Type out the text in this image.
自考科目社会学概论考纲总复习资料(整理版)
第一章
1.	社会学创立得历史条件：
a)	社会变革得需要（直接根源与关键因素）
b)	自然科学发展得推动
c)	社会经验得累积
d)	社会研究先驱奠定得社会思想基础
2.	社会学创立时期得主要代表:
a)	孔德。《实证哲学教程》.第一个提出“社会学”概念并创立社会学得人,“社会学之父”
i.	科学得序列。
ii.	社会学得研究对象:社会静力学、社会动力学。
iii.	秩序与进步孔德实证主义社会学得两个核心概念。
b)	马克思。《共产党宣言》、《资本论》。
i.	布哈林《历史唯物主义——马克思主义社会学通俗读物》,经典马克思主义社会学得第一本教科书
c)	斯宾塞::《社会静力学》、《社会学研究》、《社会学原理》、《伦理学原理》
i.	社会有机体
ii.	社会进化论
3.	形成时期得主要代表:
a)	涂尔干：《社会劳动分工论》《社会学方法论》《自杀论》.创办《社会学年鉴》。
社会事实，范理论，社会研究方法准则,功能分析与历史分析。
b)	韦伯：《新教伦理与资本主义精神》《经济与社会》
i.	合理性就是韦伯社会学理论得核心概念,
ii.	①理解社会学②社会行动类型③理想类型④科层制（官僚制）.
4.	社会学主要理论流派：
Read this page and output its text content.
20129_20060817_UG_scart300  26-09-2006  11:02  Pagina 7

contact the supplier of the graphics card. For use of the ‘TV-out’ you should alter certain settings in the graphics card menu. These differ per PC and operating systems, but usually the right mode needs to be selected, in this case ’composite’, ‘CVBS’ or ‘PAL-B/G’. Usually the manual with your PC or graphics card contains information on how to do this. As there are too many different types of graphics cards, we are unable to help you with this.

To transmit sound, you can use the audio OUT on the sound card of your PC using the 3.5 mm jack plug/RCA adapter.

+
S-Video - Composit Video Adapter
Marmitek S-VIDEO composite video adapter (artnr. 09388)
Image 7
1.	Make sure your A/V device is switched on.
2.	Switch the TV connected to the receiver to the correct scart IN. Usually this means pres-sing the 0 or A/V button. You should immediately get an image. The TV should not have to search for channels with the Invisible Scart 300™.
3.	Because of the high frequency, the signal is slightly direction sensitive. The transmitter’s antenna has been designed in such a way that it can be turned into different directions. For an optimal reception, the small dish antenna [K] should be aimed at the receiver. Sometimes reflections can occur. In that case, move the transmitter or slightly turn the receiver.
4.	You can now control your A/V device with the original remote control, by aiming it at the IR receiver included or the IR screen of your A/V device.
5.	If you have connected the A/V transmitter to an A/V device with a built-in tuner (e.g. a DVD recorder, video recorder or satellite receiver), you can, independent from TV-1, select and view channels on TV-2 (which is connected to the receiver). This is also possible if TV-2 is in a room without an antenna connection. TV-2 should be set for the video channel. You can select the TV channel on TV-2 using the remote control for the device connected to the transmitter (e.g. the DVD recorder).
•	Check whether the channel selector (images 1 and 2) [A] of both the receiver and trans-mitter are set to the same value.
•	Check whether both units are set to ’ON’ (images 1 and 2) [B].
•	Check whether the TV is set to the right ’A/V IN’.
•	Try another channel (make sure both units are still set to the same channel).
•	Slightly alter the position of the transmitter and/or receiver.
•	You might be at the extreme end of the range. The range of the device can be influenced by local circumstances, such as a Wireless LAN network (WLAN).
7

———

▸ **Exercise directions**:
Reproduce each entry above exactly, keeping every word.

▸ **Response**:
Type out the text in this image.
自考科目社会学概论考纲总复习资料(整理版)
第一章
1.	社会学创立得历史条件：
a)	社会变革得需要（直接根源与关键因素）
b)	自然科学发展得推动
c)	社会经验得累积
d)	社会研究先驱奠定得社会思想基础
2.	社会学创立时期得主要代表:
a)	孔德。《实证哲学教程》.第一个提出“社会学”概念并创立社会学得人,“社会学之父”
i.	科学得序列。
ii.	社会学得研究对象:社会静力学、社会动力学。
iii.	秩序与进步孔德实证主义社会学得两个核心概念。
b)	马克思。《共产党宣言》、《资本论》。
i.	布哈林《历史唯物主义——马克思主义社会学通俗读物》,经典马克思主义社会学得第一本教科书
c)	斯宾塞::《社会静力学》、《社会学研究》、《社会学原理》、《伦理学原理》
i.	社会有机体
ii.	社会进化论
3.	形成时期得主要代表:
a)	涂尔干：《社会劳动分工论》《社会学方法论》《自杀论》.创办《社会学年鉴》。
社会事实，范理论，社会研究方法准则,功能分析与历史分析。
b)	韦伯：《新教伦理与资本主义精神》《经济与社会》
i.	合理性就是韦伯社会学理论得核心概念,
ii.	①理解社会学②社会行动类型③理想类型④科层制（官僚制）.
4.	社会学主要理论流派：
Read this page and output its text content.
20129_20060817_UG_scart300  26-09-2006  11:02  Pagina 7

contact the supplier of the graphics card. For use of the ‘TV-out’ you should alter certain settings in the graphics card menu. These differ per PC and operating systems, but usually the right mode needs to be selected, in this case ’composite’, ‘CVBS’ or ‘PAL-B/G’. Usually the manual with your PC or graphics card contains information on how to do this. As there are too many different types of graphics cards, we are unable to help you with this.

To transmit sound, you can use the audio OUT on the sound card of your PC using the 3.5 mm jack plug/RCA adapter.

+
S-Video - Composit Video Adapter
Marmitek S-VIDEO composite video adapter (artnr. 09388)
Image 7
1.	Make sure your A/V device is switched on.
2.	Switch the TV connected to the receiver to the correct scart IN. Usually this means pres-sing the 0 or A/V button. You should immediately get an image. The TV should not have to search for channels with the Invisible Scart 300™.
3.	Because of the high frequency, the signal is slightly direction sensitive. The transmitter’s antenna has been designed in such a way that it can be turned into different directions. For an optimal reception, the small dish antenna [K] should be aimed at the receiver. Sometimes reflections can occur. In that case, move the transmitter or slightly turn the receiver.
4.	You can now control your A/V device with the original remote control, by aiming it at the IR receiver included or the IR screen of your A/V device.
5.	If you have connected the A/V transmitter to an A/V device with a built-in tuner (e.g. a DVD recorder, video recorder or satellite receiver), you can, independent from TV-1, select and view channels on TV-2 (which is connected to the receiver). This is also possible if TV-2 is in a room without an antenna connection. TV-2 should be set for the video channel. You can select the TV channel on TV-2 using the remote control for the device connected to the transmitter (e.g. the DVD recorder).
•	Check whether the channel selector (images 1 and 2) [A] of both the receiver and trans-mitter are set to the same value.
•	Check whether both units are set to ’ON’ (images 1 and 2) [B].
•	Check whether the TV is set to the right ’A/V IN’.
•	Try another channel (make sure both units are still set to the same channel).
•	Slightly alter the position of the transmitter and/or receiver.
•	You might be at the extreme end of the range. The range of the device can be influenced by local circumstances, such as a Wireless LAN network (WLAN).
7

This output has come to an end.